#### Exercise goal
From the listing below, work out how many lines contain "than". Reply with that number only.

━━ Dataset records

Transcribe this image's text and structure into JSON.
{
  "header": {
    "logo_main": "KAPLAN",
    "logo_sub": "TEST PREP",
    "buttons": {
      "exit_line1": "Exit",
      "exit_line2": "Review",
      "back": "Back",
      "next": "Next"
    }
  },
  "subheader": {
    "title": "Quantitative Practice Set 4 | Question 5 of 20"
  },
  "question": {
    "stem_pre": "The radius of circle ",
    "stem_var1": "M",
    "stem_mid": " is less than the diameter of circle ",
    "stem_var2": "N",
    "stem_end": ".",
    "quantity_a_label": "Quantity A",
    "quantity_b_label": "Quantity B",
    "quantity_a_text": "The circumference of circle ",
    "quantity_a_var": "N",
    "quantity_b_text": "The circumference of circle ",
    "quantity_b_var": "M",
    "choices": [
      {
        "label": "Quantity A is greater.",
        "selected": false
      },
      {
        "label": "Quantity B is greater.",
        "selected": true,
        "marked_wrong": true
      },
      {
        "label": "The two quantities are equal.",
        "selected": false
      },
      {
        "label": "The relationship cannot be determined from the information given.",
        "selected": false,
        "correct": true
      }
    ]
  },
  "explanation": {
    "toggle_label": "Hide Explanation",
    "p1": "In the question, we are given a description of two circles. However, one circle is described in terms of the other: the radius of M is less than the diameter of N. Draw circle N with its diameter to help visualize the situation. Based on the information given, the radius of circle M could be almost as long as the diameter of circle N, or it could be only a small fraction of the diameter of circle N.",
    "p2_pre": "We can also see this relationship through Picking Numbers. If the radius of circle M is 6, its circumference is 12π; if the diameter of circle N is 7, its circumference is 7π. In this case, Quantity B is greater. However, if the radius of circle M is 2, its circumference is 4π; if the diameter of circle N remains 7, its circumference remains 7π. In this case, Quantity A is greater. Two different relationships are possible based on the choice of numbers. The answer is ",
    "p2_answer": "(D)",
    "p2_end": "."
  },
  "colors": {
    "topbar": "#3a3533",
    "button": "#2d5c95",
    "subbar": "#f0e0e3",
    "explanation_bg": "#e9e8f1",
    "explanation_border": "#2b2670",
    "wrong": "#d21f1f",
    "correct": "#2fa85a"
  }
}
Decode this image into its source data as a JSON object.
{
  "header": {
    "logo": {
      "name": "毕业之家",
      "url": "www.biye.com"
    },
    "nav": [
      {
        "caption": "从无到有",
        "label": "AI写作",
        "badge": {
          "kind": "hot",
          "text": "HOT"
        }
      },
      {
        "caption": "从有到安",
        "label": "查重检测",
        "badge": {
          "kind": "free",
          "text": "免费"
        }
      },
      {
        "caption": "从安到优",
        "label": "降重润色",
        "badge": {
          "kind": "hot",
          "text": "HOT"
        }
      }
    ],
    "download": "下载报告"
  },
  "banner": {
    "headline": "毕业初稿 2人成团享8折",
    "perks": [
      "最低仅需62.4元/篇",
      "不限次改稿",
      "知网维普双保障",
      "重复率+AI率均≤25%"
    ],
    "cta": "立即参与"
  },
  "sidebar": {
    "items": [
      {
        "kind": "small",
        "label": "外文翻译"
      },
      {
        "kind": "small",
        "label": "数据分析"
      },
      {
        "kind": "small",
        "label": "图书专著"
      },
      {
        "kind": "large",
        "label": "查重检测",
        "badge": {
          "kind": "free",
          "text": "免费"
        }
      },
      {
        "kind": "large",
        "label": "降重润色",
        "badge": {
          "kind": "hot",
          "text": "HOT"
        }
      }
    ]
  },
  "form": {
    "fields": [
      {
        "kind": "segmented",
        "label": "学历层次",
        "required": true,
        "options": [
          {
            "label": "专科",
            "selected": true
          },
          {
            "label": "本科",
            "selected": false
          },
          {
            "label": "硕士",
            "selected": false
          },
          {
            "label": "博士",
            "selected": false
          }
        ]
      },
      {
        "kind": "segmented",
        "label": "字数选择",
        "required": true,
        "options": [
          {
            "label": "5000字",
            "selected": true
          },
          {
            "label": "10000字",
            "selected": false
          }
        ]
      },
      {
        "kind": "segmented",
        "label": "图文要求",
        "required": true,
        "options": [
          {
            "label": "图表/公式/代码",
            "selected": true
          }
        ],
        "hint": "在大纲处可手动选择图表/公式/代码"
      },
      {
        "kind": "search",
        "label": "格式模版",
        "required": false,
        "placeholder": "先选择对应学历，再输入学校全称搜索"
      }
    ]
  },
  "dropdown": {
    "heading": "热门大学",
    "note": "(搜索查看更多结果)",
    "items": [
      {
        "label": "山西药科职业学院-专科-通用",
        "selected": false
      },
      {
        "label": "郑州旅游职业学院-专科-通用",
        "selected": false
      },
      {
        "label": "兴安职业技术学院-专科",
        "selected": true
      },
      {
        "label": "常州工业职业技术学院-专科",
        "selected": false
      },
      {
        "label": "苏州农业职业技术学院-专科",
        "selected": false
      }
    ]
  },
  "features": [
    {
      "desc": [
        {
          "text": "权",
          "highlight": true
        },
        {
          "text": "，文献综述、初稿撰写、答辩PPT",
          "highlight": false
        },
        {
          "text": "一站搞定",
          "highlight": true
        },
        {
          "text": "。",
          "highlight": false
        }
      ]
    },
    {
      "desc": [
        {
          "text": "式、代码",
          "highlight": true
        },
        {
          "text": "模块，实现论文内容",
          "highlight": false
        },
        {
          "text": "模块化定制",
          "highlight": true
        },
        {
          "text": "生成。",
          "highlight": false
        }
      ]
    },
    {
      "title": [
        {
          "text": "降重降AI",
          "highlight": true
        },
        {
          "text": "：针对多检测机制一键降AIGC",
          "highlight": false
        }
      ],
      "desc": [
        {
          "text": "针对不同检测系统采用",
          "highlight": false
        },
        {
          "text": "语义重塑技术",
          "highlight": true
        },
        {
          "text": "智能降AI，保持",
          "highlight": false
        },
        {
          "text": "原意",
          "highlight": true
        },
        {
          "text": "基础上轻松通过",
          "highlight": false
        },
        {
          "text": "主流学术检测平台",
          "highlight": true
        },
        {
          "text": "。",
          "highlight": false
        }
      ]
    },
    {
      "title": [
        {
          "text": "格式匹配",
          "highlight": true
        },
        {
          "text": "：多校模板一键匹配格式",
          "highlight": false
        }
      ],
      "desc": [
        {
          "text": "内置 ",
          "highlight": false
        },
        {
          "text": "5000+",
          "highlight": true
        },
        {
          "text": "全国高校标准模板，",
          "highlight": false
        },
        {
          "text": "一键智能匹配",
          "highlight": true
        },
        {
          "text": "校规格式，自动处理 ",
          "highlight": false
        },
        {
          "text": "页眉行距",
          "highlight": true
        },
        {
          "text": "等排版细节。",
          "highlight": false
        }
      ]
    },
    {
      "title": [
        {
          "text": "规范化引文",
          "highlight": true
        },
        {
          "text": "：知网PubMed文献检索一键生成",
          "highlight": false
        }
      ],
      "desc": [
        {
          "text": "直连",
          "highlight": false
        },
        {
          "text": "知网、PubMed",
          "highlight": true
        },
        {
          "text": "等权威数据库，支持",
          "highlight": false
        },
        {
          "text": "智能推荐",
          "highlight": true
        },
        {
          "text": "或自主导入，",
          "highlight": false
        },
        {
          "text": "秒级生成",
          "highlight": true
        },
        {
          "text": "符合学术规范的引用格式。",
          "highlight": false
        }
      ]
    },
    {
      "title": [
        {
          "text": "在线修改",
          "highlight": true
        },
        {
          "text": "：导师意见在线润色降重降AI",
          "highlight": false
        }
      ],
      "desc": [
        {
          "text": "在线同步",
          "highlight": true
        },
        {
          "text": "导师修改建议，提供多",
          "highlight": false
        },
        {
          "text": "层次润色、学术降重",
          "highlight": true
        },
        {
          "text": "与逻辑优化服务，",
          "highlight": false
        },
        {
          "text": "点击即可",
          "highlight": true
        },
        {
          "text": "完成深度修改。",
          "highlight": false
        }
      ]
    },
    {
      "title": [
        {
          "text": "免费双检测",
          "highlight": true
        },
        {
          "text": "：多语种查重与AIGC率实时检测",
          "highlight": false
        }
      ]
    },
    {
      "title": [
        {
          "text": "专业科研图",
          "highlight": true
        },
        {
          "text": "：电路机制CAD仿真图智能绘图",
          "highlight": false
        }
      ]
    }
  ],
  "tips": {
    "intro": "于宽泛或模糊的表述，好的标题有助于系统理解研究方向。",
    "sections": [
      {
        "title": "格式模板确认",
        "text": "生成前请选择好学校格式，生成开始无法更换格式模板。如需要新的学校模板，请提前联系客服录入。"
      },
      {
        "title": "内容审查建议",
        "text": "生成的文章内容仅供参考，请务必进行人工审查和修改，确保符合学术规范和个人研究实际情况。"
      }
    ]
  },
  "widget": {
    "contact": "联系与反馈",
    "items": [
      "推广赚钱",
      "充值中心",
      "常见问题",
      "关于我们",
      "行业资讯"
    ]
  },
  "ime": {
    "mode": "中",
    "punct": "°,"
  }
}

━━━━

#### In response
2